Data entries
* * * * *

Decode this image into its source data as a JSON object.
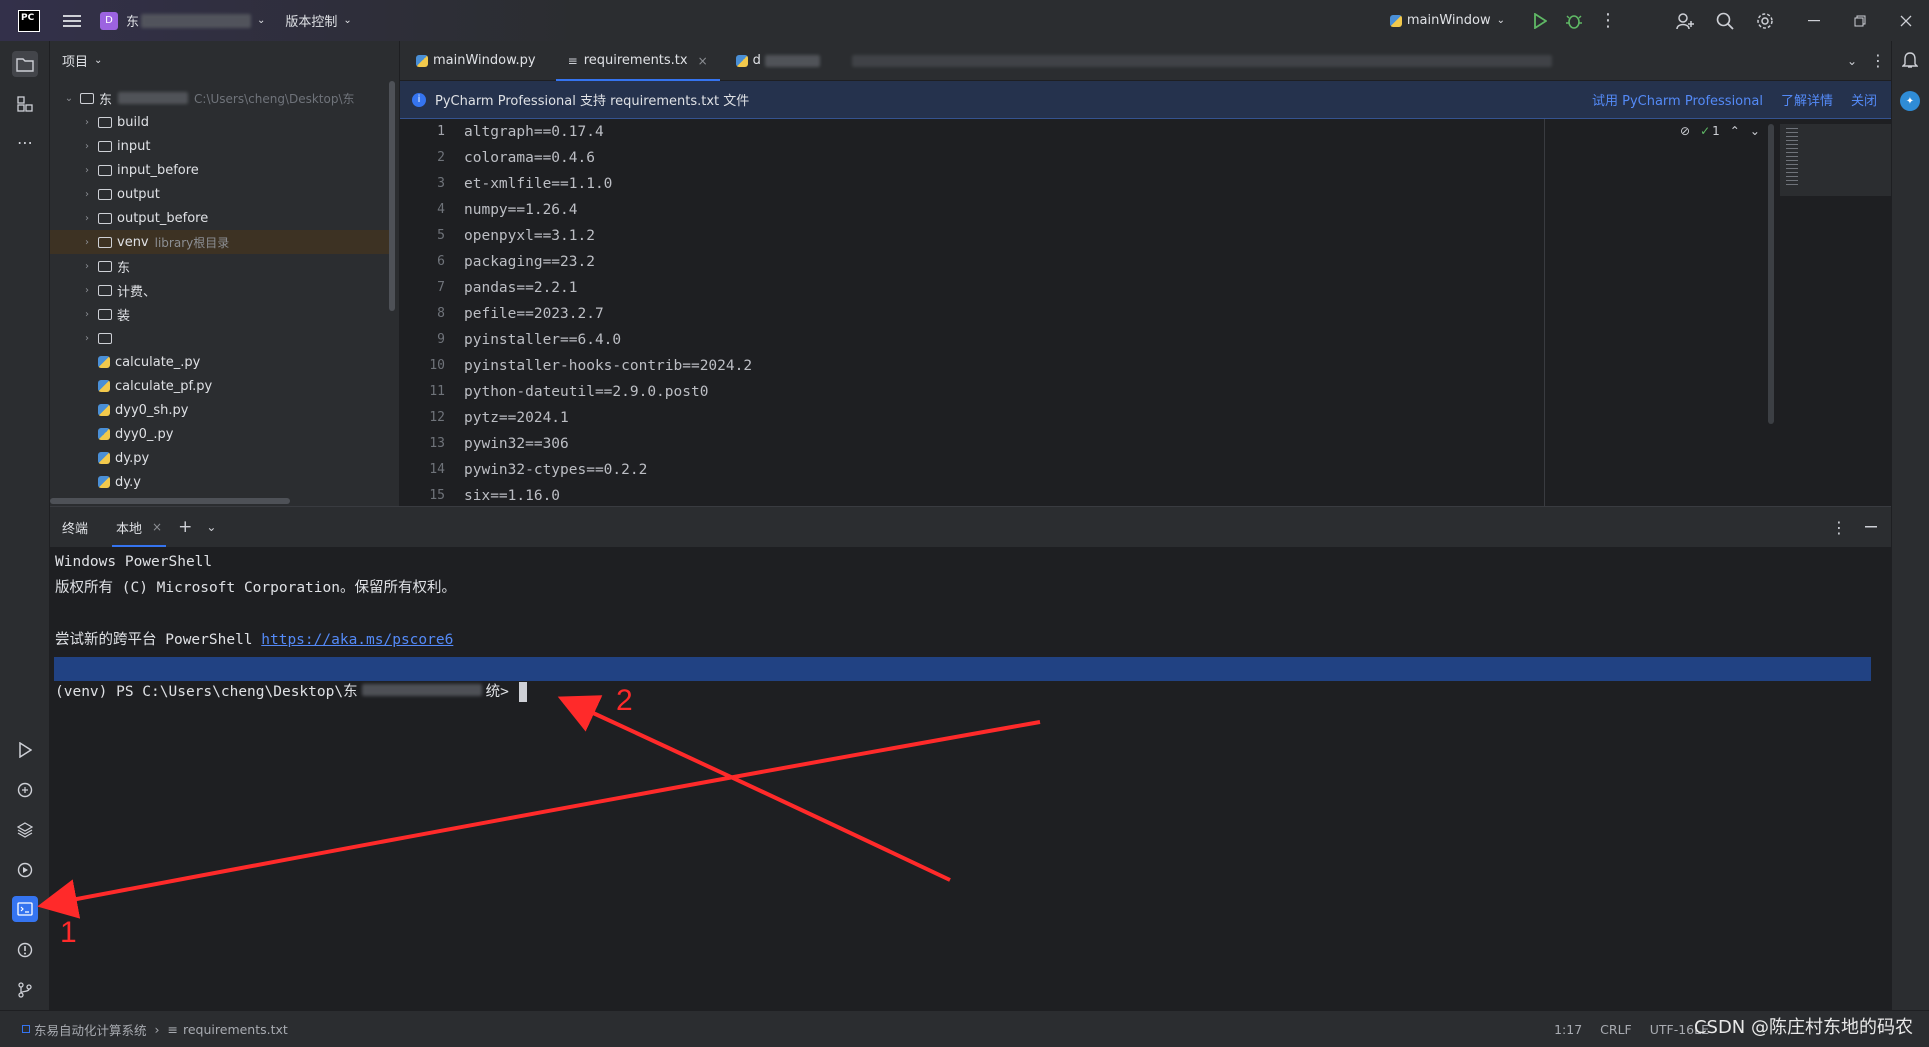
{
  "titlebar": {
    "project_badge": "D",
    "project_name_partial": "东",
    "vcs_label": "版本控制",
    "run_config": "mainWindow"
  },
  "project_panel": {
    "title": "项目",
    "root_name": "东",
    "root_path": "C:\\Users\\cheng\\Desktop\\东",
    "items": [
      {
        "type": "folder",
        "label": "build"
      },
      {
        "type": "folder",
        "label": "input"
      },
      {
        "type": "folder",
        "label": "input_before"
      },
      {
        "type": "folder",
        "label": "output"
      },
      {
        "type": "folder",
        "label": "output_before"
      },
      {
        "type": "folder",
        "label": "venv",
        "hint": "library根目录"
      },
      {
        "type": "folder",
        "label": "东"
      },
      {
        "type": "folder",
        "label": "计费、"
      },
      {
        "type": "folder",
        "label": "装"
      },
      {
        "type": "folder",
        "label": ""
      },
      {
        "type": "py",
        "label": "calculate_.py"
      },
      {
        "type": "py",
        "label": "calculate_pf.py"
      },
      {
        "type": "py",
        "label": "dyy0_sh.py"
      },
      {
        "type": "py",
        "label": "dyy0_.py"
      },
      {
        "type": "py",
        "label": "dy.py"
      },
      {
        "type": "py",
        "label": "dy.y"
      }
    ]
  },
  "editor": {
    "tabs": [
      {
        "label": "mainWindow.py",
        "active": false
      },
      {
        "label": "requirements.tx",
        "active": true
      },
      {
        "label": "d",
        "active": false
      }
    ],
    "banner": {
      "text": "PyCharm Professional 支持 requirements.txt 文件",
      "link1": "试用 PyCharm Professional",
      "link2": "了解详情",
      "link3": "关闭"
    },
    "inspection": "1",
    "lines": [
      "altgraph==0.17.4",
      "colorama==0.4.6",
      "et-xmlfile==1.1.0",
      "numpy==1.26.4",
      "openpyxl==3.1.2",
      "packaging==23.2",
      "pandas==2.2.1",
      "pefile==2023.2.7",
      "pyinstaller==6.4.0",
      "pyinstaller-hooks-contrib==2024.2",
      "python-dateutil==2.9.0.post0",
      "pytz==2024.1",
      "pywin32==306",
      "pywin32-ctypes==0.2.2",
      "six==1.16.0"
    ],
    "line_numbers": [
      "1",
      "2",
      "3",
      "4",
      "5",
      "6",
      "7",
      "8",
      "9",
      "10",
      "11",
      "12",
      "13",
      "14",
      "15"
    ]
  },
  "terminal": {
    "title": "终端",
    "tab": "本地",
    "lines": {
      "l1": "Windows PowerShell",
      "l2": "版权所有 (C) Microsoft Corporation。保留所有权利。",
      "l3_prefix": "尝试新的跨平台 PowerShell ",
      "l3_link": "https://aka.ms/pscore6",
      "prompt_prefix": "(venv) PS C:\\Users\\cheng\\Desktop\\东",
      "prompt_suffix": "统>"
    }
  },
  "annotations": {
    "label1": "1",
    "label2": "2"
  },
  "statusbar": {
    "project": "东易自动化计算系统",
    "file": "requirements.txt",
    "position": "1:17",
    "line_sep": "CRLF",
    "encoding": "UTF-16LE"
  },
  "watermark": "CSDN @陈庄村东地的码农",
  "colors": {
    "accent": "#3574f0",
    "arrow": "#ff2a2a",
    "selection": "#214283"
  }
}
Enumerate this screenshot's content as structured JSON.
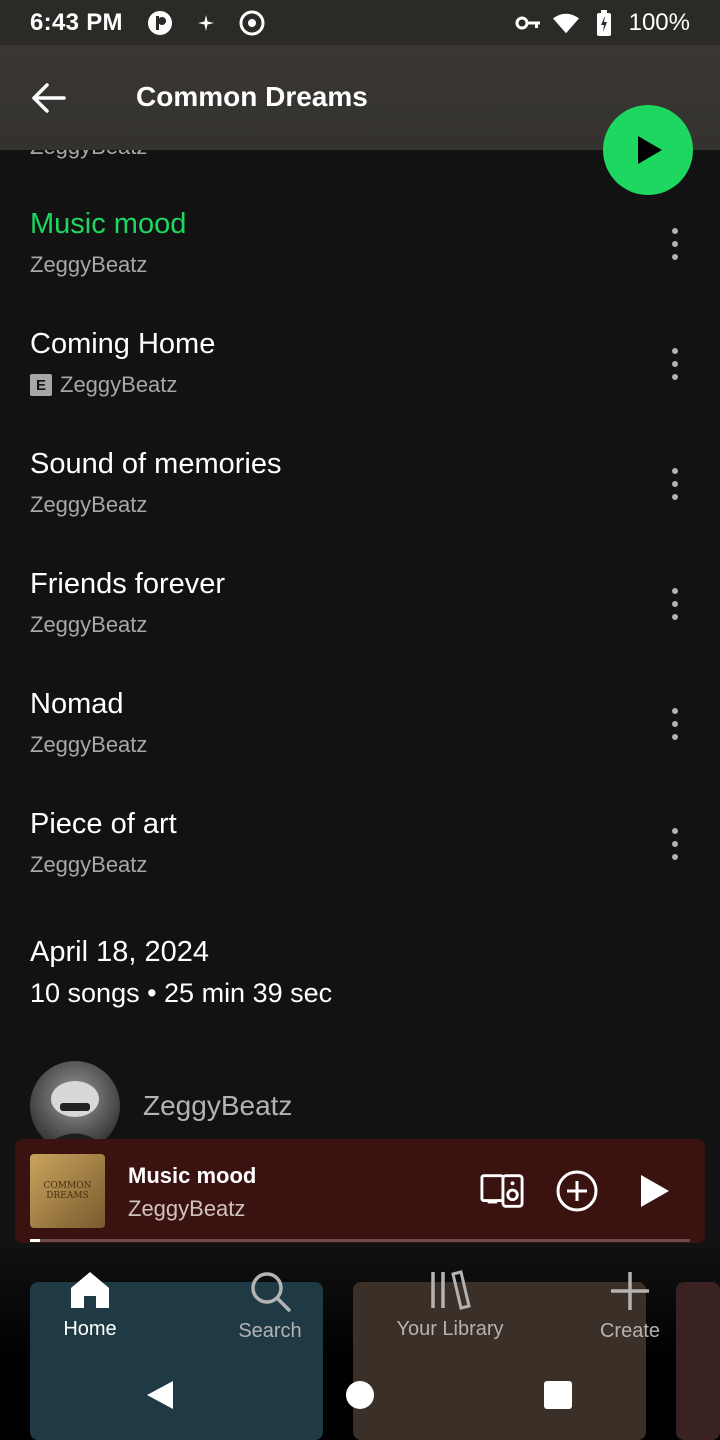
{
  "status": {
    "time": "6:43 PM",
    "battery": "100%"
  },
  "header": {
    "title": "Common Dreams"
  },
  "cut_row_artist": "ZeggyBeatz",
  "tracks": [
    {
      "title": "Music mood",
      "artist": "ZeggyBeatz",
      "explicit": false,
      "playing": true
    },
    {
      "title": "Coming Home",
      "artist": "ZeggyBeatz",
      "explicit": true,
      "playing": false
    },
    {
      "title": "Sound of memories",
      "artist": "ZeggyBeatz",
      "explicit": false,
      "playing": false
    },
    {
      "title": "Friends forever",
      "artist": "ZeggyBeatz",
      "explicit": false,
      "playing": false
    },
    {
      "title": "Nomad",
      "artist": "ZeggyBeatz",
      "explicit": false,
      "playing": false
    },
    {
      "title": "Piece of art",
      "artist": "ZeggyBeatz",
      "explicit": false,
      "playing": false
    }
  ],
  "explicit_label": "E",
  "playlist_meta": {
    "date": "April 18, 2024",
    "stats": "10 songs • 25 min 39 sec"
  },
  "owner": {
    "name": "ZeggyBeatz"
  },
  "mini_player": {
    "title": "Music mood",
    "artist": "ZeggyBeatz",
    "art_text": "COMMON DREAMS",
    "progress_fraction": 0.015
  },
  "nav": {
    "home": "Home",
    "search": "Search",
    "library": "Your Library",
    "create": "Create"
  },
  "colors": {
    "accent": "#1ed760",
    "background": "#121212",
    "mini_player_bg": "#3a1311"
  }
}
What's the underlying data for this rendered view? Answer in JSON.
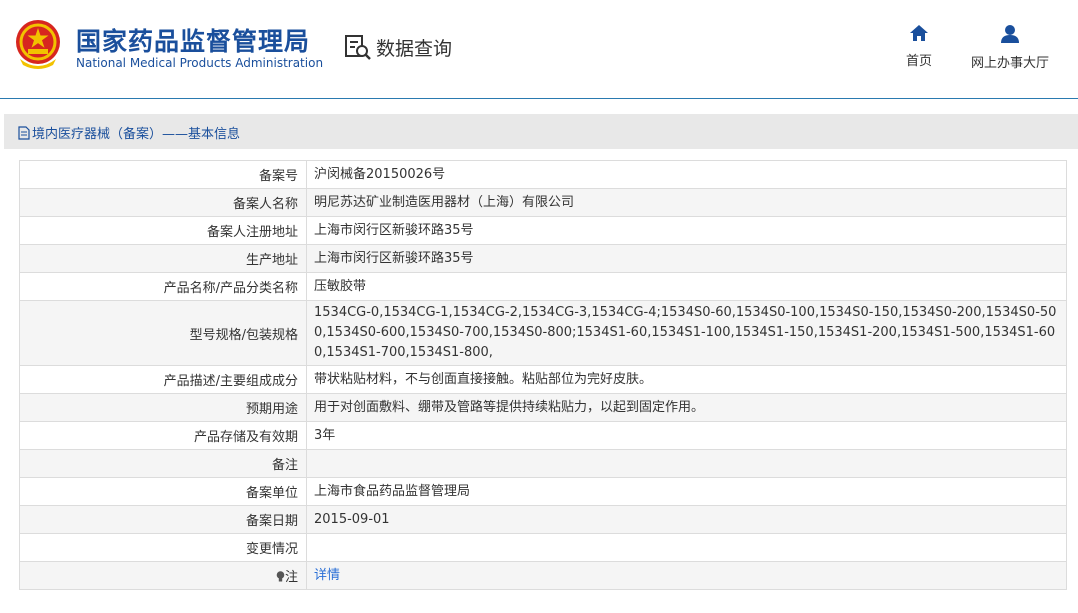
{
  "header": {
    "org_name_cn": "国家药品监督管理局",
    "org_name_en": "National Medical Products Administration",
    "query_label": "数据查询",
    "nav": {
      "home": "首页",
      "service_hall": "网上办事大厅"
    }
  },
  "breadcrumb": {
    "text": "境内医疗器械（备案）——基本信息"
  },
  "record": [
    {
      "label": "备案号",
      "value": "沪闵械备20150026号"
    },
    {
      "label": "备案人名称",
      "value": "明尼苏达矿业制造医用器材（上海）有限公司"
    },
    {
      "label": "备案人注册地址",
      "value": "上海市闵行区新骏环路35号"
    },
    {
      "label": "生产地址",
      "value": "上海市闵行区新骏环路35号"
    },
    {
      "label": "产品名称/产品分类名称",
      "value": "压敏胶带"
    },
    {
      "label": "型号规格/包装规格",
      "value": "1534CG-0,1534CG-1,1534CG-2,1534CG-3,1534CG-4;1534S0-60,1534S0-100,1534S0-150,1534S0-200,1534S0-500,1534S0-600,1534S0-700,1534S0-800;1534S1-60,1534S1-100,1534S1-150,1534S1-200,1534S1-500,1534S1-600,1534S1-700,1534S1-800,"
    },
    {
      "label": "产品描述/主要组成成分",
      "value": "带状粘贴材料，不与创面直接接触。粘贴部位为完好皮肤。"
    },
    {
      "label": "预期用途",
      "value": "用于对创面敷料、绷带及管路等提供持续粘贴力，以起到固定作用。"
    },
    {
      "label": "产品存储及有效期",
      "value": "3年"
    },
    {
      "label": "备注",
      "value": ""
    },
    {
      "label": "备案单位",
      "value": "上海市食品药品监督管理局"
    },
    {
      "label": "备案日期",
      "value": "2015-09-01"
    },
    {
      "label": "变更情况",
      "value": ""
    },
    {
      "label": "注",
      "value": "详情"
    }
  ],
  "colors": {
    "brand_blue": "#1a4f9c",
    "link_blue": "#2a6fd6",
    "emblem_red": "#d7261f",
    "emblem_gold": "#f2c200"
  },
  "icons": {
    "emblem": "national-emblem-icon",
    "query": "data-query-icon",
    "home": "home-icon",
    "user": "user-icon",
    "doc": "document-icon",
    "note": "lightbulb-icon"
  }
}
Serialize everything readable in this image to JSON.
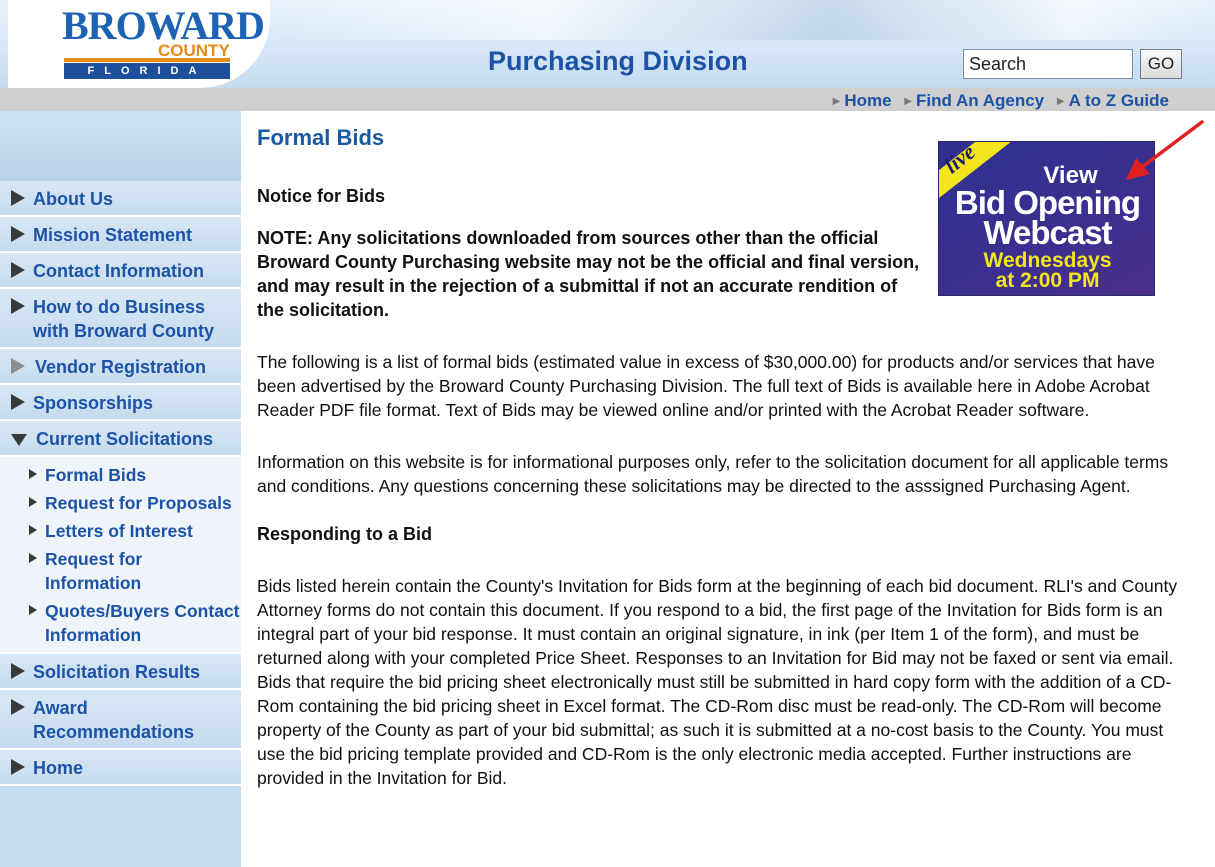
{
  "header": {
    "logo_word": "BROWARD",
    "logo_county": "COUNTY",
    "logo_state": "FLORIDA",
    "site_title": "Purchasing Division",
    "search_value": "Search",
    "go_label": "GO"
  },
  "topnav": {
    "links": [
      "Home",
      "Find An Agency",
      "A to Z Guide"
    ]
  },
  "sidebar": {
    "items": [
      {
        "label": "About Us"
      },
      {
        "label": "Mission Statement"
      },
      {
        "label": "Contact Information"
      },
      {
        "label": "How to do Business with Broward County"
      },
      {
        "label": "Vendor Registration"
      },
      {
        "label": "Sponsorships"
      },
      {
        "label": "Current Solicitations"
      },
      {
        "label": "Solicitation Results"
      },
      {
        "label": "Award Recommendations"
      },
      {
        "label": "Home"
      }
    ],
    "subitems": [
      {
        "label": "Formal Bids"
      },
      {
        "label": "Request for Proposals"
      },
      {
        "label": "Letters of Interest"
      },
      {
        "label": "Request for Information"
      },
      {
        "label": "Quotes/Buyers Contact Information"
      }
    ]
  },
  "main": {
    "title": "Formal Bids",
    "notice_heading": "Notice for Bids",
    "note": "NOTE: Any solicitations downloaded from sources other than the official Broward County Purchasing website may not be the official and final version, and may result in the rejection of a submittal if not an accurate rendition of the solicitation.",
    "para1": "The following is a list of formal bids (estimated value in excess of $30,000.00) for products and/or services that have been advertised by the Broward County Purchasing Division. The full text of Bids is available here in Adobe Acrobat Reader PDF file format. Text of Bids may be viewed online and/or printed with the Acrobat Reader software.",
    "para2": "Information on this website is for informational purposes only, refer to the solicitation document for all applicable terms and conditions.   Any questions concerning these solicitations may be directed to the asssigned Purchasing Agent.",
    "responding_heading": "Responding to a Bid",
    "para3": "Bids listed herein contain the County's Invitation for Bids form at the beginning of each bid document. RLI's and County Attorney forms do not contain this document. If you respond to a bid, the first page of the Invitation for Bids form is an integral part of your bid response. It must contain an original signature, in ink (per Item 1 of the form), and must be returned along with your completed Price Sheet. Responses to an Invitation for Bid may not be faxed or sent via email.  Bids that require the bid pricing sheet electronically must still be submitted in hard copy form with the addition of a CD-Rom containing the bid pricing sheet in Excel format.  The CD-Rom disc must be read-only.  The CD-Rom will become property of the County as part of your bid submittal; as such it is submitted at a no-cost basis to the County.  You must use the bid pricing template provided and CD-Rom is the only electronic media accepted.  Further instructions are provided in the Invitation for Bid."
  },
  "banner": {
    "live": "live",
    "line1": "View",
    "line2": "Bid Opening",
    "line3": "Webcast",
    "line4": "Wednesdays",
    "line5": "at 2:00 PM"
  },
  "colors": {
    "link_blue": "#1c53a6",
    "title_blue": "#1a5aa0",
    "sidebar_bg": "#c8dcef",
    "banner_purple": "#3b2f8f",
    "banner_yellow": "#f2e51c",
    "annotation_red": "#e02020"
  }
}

* * * * *

§ **EXERCISE INSTRUCTIONS**: Each line of the data that includes the word "JSON" counts once; report the total and nothing more.

§ **SOLVED PROBLEM**: 4